--- start ---
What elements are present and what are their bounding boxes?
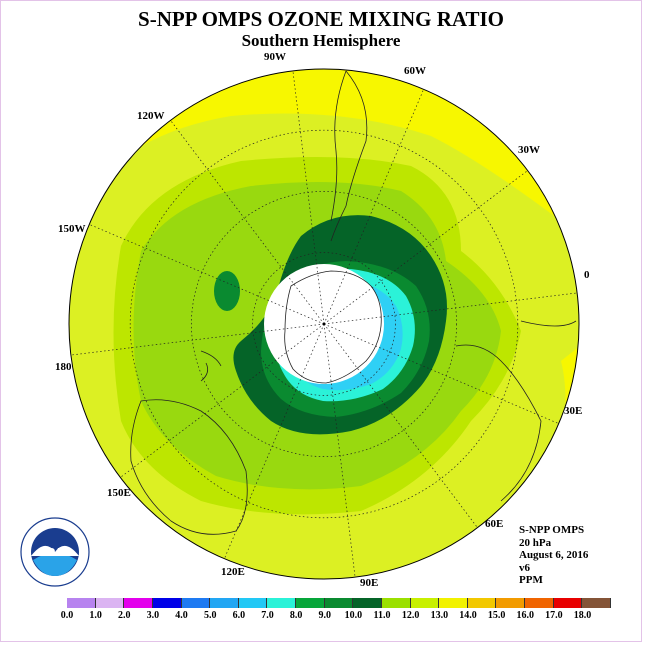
colorbar-tick-label: 2.0 bbox=[118, 610, 131, 621]
meridian-label-0: 0 bbox=[584, 269, 590, 281]
info-instrument: S-NPP OMPS bbox=[519, 524, 585, 536]
latitude-circle bbox=[252, 252, 396, 396]
colorbar bbox=[67, 598, 611, 608]
noaa-logo-text: NOAA bbox=[40, 547, 69, 558]
colorbar-segment bbox=[553, 598, 583, 608]
meridian-line bbox=[323, 323, 478, 528]
colorbar-tick-label: 10.0 bbox=[344, 610, 363, 621]
meridian-line bbox=[323, 170, 528, 325]
colorbar-segment bbox=[267, 598, 296, 608]
meridian-line bbox=[323, 323, 559, 424]
colorbar-segment bbox=[496, 598, 525, 608]
polar-map bbox=[68, 68, 580, 580]
meridian-line bbox=[224, 323, 325, 559]
colorbar-tick-label: 7.0 bbox=[261, 610, 274, 621]
colorbar-tick-label: 1.0 bbox=[89, 610, 102, 621]
meridian-line bbox=[120, 323, 325, 478]
colorbar-tick-label: 4.0 bbox=[175, 610, 188, 621]
colorbar-segment bbox=[525, 598, 554, 608]
colorbar-tick-label: 5.0 bbox=[203, 610, 217, 621]
pole-marker bbox=[322, 322, 326, 326]
coastline-south-america bbox=[330, 70, 368, 242]
colorbar-segment bbox=[67, 598, 96, 608]
meridian-label-180: 180 bbox=[55, 361, 72, 373]
colorbar-segment bbox=[181, 598, 211, 608]
colorbar-tick-label: 6.0 bbox=[232, 610, 246, 621]
meridian-label-30w: 30W bbox=[518, 144, 540, 156]
info-unit: PPM bbox=[519, 574, 543, 586]
meridian-label-30e: 30E bbox=[564, 405, 583, 417]
latitude-circle bbox=[191, 191, 457, 457]
info-level: 20 hPa bbox=[519, 536, 552, 549]
meridian-line bbox=[70, 323, 325, 356]
latitude-circle bbox=[129, 129, 519, 519]
colorbar-segment bbox=[582, 598, 611, 608]
colorbar-segment bbox=[467, 598, 497, 608]
colorbar-segment bbox=[410, 598, 440, 608]
meridian-label-150e: 150E bbox=[107, 487, 131, 499]
meridian-line bbox=[292, 70, 325, 325]
meridian-label-150w: 150W bbox=[58, 223, 86, 235]
colorbar-tick-label: 12.0 bbox=[401, 610, 420, 621]
colorbar-tick-label: 0.0 bbox=[60, 610, 74, 621]
noaa-logo: NOAA bbox=[19, 516, 91, 593]
colorbar-tick-label: 14.0 bbox=[459, 610, 477, 621]
colorbar-segment bbox=[238, 598, 268, 608]
colorbar-segment bbox=[95, 598, 125, 608]
colorbar-tick-label: 9.0 bbox=[318, 610, 332, 621]
colorbar-segment bbox=[381, 598, 411, 608]
colorbar-segment bbox=[296, 598, 325, 608]
meridian-line bbox=[323, 89, 424, 325]
map-boundary bbox=[68, 68, 580, 580]
meridian-label-120w: 120W bbox=[137, 110, 165, 122]
colorbar-tick-label: 8.0 bbox=[289, 610, 303, 621]
colorbar-tick-label: 18.0 bbox=[573, 610, 592, 621]
info-block: S-NPP OMPS 20 hPa August 6, 2016 v6 PPM bbox=[519, 524, 588, 587]
colorbar-segment bbox=[152, 598, 182, 608]
meridian-label-60w: 60W bbox=[404, 65, 426, 77]
colorbar-tick-label: 3.0 bbox=[146, 610, 160, 621]
colorbar-segment bbox=[353, 598, 382, 608]
graticule bbox=[70, 70, 578, 578]
meridian-line bbox=[89, 224, 325, 325]
coastline-antarctica bbox=[284, 270, 382, 384]
colorbar-tick-label: 13.0 bbox=[430, 610, 449, 621]
info-date: August 6, 2016 bbox=[519, 549, 589, 561]
colorbar-segment bbox=[124, 598, 153, 608]
colorbar-tick-label: 11.0 bbox=[373, 610, 391, 621]
meridian-label-90w: 90W bbox=[264, 51, 286, 63]
meridian-line bbox=[323, 323, 356, 578]
colorbar-tick-label: 17.0 bbox=[545, 610, 563, 621]
colorbar-segment bbox=[210, 598, 239, 608]
colorbar-tick-label: 15.0 bbox=[487, 610, 506, 621]
info-version: v6 bbox=[519, 561, 530, 574]
ozone-patch-west bbox=[214, 271, 240, 311]
meridian-line bbox=[170, 120, 325, 325]
meridian-label-90e: 90E bbox=[360, 577, 379, 589]
map-title: S-NPP OMPS OZONE MIXING RATIO bbox=[138, 7, 504, 31]
meridian-label-120e: 120E bbox=[221, 566, 245, 578]
map-subtitle: Southern Hemisphere bbox=[241, 31, 401, 50]
colorbar-ticks: 0.0 1.0 2.0 3.0 4.0 5.0 6.0 7.0 8.0 9.0 10.0 11.0 12… bbox=[51, 610, 611, 624]
coastline-africa bbox=[455, 320, 577, 502]
colorbar-tick-label: 16.0 bbox=[516, 610, 534, 621]
colorbar-segment bbox=[324, 598, 354, 608]
coastline-new-zealand bbox=[200, 350, 222, 382]
meridian-line bbox=[323, 292, 578, 325]
colorbar-segment bbox=[439, 598, 468, 608]
meridian-label-60e: 60E bbox=[485, 518, 504, 530]
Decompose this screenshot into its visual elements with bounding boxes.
--- end ---
● Exercise prompt
Reproduce all of the records with every occurrence of "meridian-line" renamed to "longitude-line", leaving everything else unchanged. Omit the pictures from your answer.

● Solution
What elements are present and what are their bounding boxes?
colorbar-tick-label: 2.0 bbox=[118, 610, 131, 621]
meridian-label-0: 0 bbox=[584, 269, 590, 281]
info-instrument: S-NPP OMPS bbox=[519, 524, 585, 536]
latitude-circle bbox=[252, 252, 396, 396]
colorbar bbox=[67, 598, 611, 608]
noaa-logo-text: NOAA bbox=[40, 547, 69, 558]
colorbar-segment bbox=[553, 598, 583, 608]
longitude-line bbox=[323, 323, 478, 528]
colorbar-tick-label: 10.0 bbox=[344, 610, 363, 621]
longitude-line bbox=[323, 170, 528, 325]
colorbar-segment bbox=[267, 598, 296, 608]
longitude-line bbox=[323, 323, 559, 424]
colorbar-segment bbox=[496, 598, 525, 608]
polar-map bbox=[68, 68, 580, 580]
longitude-line bbox=[224, 323, 325, 559]
colorbar-tick-label: 7.0 bbox=[261, 610, 274, 621]
colorbar-tick-label: 1.0 bbox=[89, 610, 102, 621]
longitude-line bbox=[120, 323, 325, 478]
colorbar-tick-label: 4.0 bbox=[175, 610, 188, 621]
colorbar-segment bbox=[525, 598, 554, 608]
colorbar-tick-label: 5.0 bbox=[203, 610, 217, 621]
pole-marker bbox=[322, 322, 326, 326]
coastline-south-america bbox=[330, 70, 368, 242]
colorbar-segment bbox=[67, 598, 96, 608]
meridian-label-180: 180 bbox=[55, 361, 72, 373]
colorbar-segment bbox=[181, 598, 211, 608]
colorbar-tick-label: 6.0 bbox=[232, 610, 246, 621]
meridian-label-30w: 30W bbox=[518, 144, 540, 156]
info-unit: PPM bbox=[519, 574, 543, 586]
meridian-label-30e: 30E bbox=[564, 405, 583, 417]
latitude-circle bbox=[191, 191, 457, 457]
info-level: 20 hPa bbox=[519, 536, 552, 549]
longitude-line bbox=[70, 323, 325, 356]
latitude-circle bbox=[129, 129, 519, 519]
colorbar-segment bbox=[582, 598, 611, 608]
colorbar-segment bbox=[467, 598, 497, 608]
colorbar-segment bbox=[410, 598, 440, 608]
meridian-label-150e: 150E bbox=[107, 487, 131, 499]
longitude-line bbox=[292, 70, 325, 325]
meridian-label-150w: 150W bbox=[58, 223, 86, 235]
colorbar-tick-label: 12.0 bbox=[401, 610, 420, 621]
colorbar-tick-label: 0.0 bbox=[60, 610, 74, 621]
noaa-logo: NOAA bbox=[19, 516, 91, 593]
colorbar-tick-label: 14.0 bbox=[459, 610, 477, 621]
colorbar-segment bbox=[238, 598, 268, 608]
colorbar-segment bbox=[95, 598, 125, 608]
colorbar-tick-label: 9.0 bbox=[318, 610, 332, 621]
colorbar-segment bbox=[381, 598, 411, 608]
colorbar-segment bbox=[296, 598, 325, 608]
longitude-line bbox=[323, 89, 424, 325]
map-boundary bbox=[68, 68, 580, 580]
meridian-label-120w: 120W bbox=[137, 110, 165, 122]
colorbar-tick-label: 8.0 bbox=[289, 610, 303, 621]
colorbar-tick-label: 18.0 bbox=[573, 610, 592, 621]
info-block: S-NPP OMPS 20 hPa August 6, 2016 v6 PPM bbox=[519, 524, 588, 587]
colorbar-segment bbox=[152, 598, 182, 608]
meridian-label-60w: 60W bbox=[404, 65, 426, 77]
colorbar-tick-label: 3.0 bbox=[146, 610, 160, 621]
colorbar-segment bbox=[353, 598, 382, 608]
graticule bbox=[70, 70, 578, 578]
longitude-line bbox=[89, 224, 325, 325]
coastline-antarctica bbox=[284, 270, 382, 384]
colorbar-tick-label: 13.0 bbox=[430, 610, 449, 621]
info-date: August 6, 2016 bbox=[519, 549, 589, 561]
colorbar-segment bbox=[124, 598, 153, 608]
colorbar-tick-label: 11.0 bbox=[373, 610, 391, 621]
meridian-label-90w: 90W bbox=[264, 51, 286, 63]
longitude-line bbox=[323, 323, 356, 578]
colorbar-tick-label: 17.0 bbox=[545, 610, 563, 621]
colorbar-segment bbox=[210, 598, 239, 608]
colorbar-tick-label: 15.0 bbox=[487, 610, 506, 621]
info-version: v6 bbox=[519, 561, 530, 574]
ozone-patch-west bbox=[214, 271, 240, 311]
longitude-line bbox=[170, 120, 325, 325]
meridian-label-90e: 90E bbox=[360, 577, 379, 589]
map-title: S-NPP OMPS OZONE MIXING RATIO bbox=[138, 7, 504, 31]
meridian-label-120e: 120E bbox=[221, 566, 245, 578]
map-subtitle: Southern Hemisphere bbox=[241, 31, 401, 50]
colorbar-ticks: 0.0 1.0 2.0 3.0 4.0 5.0 6.0 7.0 8.0 9.0 10.0 11.0 12… bbox=[51, 610, 611, 624]
coastline-africa bbox=[455, 320, 577, 502]
colorbar-tick-label: 16.0 bbox=[516, 610, 534, 621]
colorbar-segment bbox=[324, 598, 354, 608]
coastline-new-zealand bbox=[200, 350, 222, 382]
longitude-line bbox=[323, 292, 578, 325]
colorbar-segment bbox=[439, 598, 468, 608]
meridian-label-60e: 60E bbox=[485, 518, 504, 530]
Decompose this screenshot into its visual elements with bounding boxes.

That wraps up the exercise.